Instructions for the task: Reproduce all the entries precisely.

Data records
::::

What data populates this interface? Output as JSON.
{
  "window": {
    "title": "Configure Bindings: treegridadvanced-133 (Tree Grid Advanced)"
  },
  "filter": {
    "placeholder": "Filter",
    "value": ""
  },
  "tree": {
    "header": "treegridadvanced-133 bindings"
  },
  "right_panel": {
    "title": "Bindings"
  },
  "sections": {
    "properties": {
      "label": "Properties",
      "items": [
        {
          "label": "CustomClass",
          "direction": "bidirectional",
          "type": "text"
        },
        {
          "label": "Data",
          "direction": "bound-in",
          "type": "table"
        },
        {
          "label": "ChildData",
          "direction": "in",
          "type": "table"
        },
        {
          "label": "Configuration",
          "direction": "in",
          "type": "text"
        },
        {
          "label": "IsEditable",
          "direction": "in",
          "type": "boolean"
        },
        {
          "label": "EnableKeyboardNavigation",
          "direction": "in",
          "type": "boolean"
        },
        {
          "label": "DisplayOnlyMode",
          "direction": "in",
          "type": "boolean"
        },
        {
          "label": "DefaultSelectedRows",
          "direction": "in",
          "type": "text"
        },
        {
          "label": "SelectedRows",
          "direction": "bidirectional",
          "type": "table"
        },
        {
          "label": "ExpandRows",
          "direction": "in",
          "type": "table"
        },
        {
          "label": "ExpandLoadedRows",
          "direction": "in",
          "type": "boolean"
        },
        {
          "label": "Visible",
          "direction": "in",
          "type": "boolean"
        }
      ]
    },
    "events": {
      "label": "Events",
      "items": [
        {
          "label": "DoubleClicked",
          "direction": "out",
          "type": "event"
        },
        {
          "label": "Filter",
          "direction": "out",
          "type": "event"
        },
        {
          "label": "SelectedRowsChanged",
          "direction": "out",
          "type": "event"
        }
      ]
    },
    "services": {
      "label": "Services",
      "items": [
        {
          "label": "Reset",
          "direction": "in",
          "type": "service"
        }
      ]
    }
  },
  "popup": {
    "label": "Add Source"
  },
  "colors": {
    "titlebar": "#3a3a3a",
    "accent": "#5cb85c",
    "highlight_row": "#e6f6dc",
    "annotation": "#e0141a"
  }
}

::::

Full output:
What data populates this interface? Output as JSON.
{
  "window": {
    "title": "Configure Bindings: treegridadvanced-133 (Tree Grid Advanced)"
  },
  "filter": {
    "placeholder": "Filter",
    "value": ""
  },
  "tree": {
    "header": "treegridadvanced-133 bindings"
  },
  "right_panel": {
    "title": "Bindings"
  },
  "sections": {
    "properties": {
      "label": "Properties",
      "items": [
        {
          "label": "CustomClass",
          "direction": "bidirectional",
          "type": "text"
        },
        {
          "label": "Data",
          "direction": "bound-in",
          "type": "table"
        },
        {
          "label": "ChildData",
          "direction": "in",
          "type": "table"
        },
        {
          "label": "Configuration",
          "direction": "in",
          "type": "text"
        },
        {
          "label": "IsEditable",
          "direction": "in",
          "type": "boolean"
        },
        {
          "label": "EnableKeyboardNavigation",
          "direction": "in",
          "type": "boolean"
        },
        {
          "label": "DisplayOnlyMode",
          "direction": "in",
          "type": "boolean"
        },
        {
          "label": "DefaultSelectedRows",
          "direction": "in",
          "type": "text"
        },
        {
          "label": "SelectedRows",
          "direction": "bidirectional",
          "type": "table"
        },
        {
          "label": "ExpandRows",
          "direction": "in",
          "type": "table"
        },
        {
          "label": "ExpandLoadedRows",
          "direction": "in",
          "type": "boolean"
        },
        {
          "label": "Visible",
          "direction": "in",
          "type": "boolean"
        }
      ]
    },
    "events": {
      "label": "Events",
      "items": [
        {
          "label": "DoubleClicked",
          "direction": "out",
          "type": "event"
        },
        {
          "label": "Filter",
          "direction": "out",
          "type": "event"
        },
        {
          "label": "SelectedRowsChanged",
          "direction": "out",
          "type": "event"
        }
      ]
    },
    "services": {
      "label": "Services",
      "items": [
        {
          "label": "Reset",
          "direction": "in",
          "type": "service"
        }
      ]
    }
  },
  "popup": {
    "label": "Add Source"
  },
  "colors": {
    "titlebar": "#3a3a3a",
    "accent": "#5cb85c",
    "highlight_row": "#e6f6dc",
    "annotation": "#e0141a"
  }
}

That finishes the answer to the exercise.